Extracted records
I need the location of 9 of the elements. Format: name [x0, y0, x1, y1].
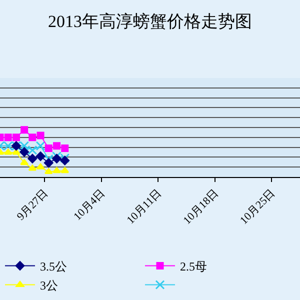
- x-tick-label: 9月27日: [14, 187, 51, 223]
- legend-label: 3公: [40, 278, 58, 292]
- x-tick-label: 10月25日: [238, 187, 278, 227]
- legend-label: 3.5公: [40, 259, 67, 274]
- x-tick-label: 10月18日: [181, 187, 221, 227]
- legend-label: 2.5母: [180, 259, 207, 274]
- x-tick-label: 10月11日: [124, 187, 164, 227]
- x-tick-label: 10月4日: [72, 187, 108, 223]
- chart-title: 2013年高淳螃蟹价格走势图: [48, 12, 252, 31]
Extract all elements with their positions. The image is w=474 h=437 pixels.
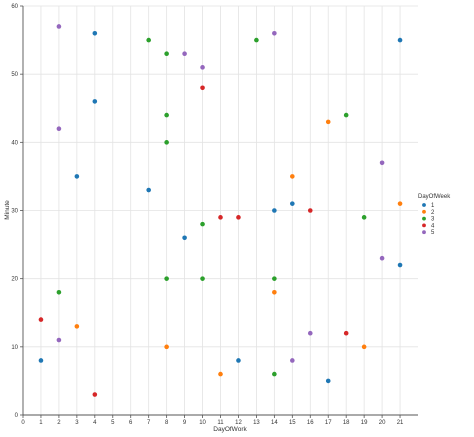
data-point	[200, 65, 205, 70]
x-tick-label: 10	[199, 420, 206, 426]
x-tick-labels: 0 1 2 3 4 5 6 7 8 9 10 11 12 13 14 15 16 17 18 19 20 21	[21, 420, 404, 426]
data-point	[397, 262, 403, 268]
data-point	[74, 174, 80, 179]
data-point	[236, 215, 241, 220]
x-tick-label: 12	[235, 420, 242, 426]
data-point	[272, 371, 277, 377]
legend-marker	[422, 209, 426, 214]
y-tick-label: 30	[11, 209, 18, 215]
x-tick-label: 9	[183, 420, 187, 426]
x-tick-label: 20	[379, 420, 386, 426]
legend-marker	[422, 203, 426, 207]
y-tick-label: 60	[11, 4, 18, 10]
x-tick-label: 4	[93, 420, 97, 426]
data-point	[56, 337, 62, 343]
x-tick-label: 7	[147, 420, 151, 426]
y-tick-label: 50	[11, 72, 18, 78]
data-point	[272, 276, 277, 281]
x-tick-label: 8	[165, 420, 169, 426]
data-point	[272, 30, 277, 36]
x-tick-label: 6	[129, 420, 133, 426]
data-point	[343, 330, 349, 336]
x-tick-label: 16	[307, 420, 314, 426]
data-point	[361, 344, 367, 350]
legend-label: 4	[431, 223, 435, 229]
data-point	[164, 140, 169, 145]
data-point	[325, 119, 331, 125]
data-point	[164, 344, 169, 350]
data-point	[325, 378, 331, 384]
x-tick-label: 15	[289, 420, 296, 426]
legend-title: DayOfWeek	[418, 194, 451, 200]
data-point	[56, 126, 62, 131]
data-point	[56, 24, 62, 29]
x-tick-label: 5	[111, 420, 115, 426]
data-point	[343, 112, 349, 118]
data-point	[164, 112, 169, 118]
data-point	[290, 174, 295, 179]
data-point	[74, 324, 80, 329]
data-point	[200, 276, 205, 281]
x-axis-title: DayOfWork	[213, 426, 247, 433]
x-tick-label: 2	[57, 420, 61, 426]
data-point	[38, 358, 44, 363]
x-tick-label: 1	[39, 420, 43, 426]
data-point	[200, 85, 205, 91]
data-point	[146, 187, 151, 193]
data-point	[307, 330, 313, 336]
x-tick-label: 21	[397, 420, 404, 426]
data-point	[164, 51, 169, 57]
y-axis-title: Minute	[4, 200, 11, 220]
y-tick-labels: 0 10 20 30 40 50 60	[11, 4, 18, 419]
data-point	[182, 235, 187, 241]
data-point	[56, 290, 62, 295]
legend-marker	[422, 230, 426, 235]
legend-label: 1	[431, 203, 435, 209]
data-point	[218, 215, 223, 220]
data-point	[272, 208, 277, 213]
data-point	[218, 371, 223, 377]
legend-label: 2	[431, 210, 435, 216]
data-point	[164, 276, 169, 281]
data-point	[254, 37, 259, 43]
x-tick-label: 18	[343, 420, 350, 426]
data-point	[92, 99, 98, 104]
data-point	[290, 201, 295, 206]
y-tick-label: 40	[11, 140, 18, 146]
legend-marker	[422, 223, 426, 228]
x-tick-label: 17	[325, 420, 332, 426]
data-points	[38, 24, 403, 397]
data-point	[236, 358, 241, 363]
data-point	[361, 215, 367, 220]
legend-marker	[422, 216, 426, 221]
x-tick-label: 11	[217, 420, 224, 426]
data-point	[290, 358, 295, 363]
x-tick-label: 13	[253, 420, 260, 426]
data-point	[92, 30, 98, 36]
x-tick-label: 0	[21, 420, 25, 426]
data-point	[200, 221, 205, 227]
data-point	[272, 290, 277, 295]
x-tick-label: 14	[271, 420, 278, 426]
data-point	[307, 208, 313, 213]
data-point	[38, 317, 44, 322]
data-point	[92, 392, 98, 397]
axes	[20, 5, 418, 418]
x-tick-label: 19	[361, 420, 368, 426]
data-point	[397, 37, 403, 43]
data-point	[379, 160, 385, 166]
y-tick-label: 0	[15, 413, 19, 419]
x-tick-label: 3	[75, 420, 79, 426]
data-point	[379, 255, 385, 261]
legend-label: 5	[431, 230, 435, 236]
data-point	[397, 201, 403, 206]
y-tick-label: 10	[11, 345, 18, 351]
data-point	[182, 51, 187, 57]
y-tick-label: 20	[11, 277, 18, 283]
legend-label: 3	[431, 217, 435, 223]
data-point	[146, 37, 151, 43]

> _WHAT TO PRODUCE_: Return, without alteration, every line of the entries from their beginning through the line containing "Extract all elements", inclusive. Omit the pictures from the answer.

> _WRITTEN SOLUTION_:
I need the location of 9 of the elements. Format: name [x0, y0, x1, y1].
- x-tick-label: 9月27日: [14, 187, 51, 223]
- legend-label: 3公: [40, 278, 58, 292]
- x-tick-label: 10月25日: [238, 187, 278, 227]
- legend-label: 3.5公: [40, 259, 67, 274]
- x-tick-label: 10月18日: [181, 187, 221, 227]
- legend-label: 2.5母: [180, 259, 207, 274]
- x-tick-label: 10月11日: [124, 187, 164, 227]
- x-tick-label: 10月4日: [72, 187, 108, 223]
- chart-title: 2013年高淳螃蟹价格走势图: [48, 12, 252, 31]
Extract all elements with their positions. The image is w=474 h=437 pixels.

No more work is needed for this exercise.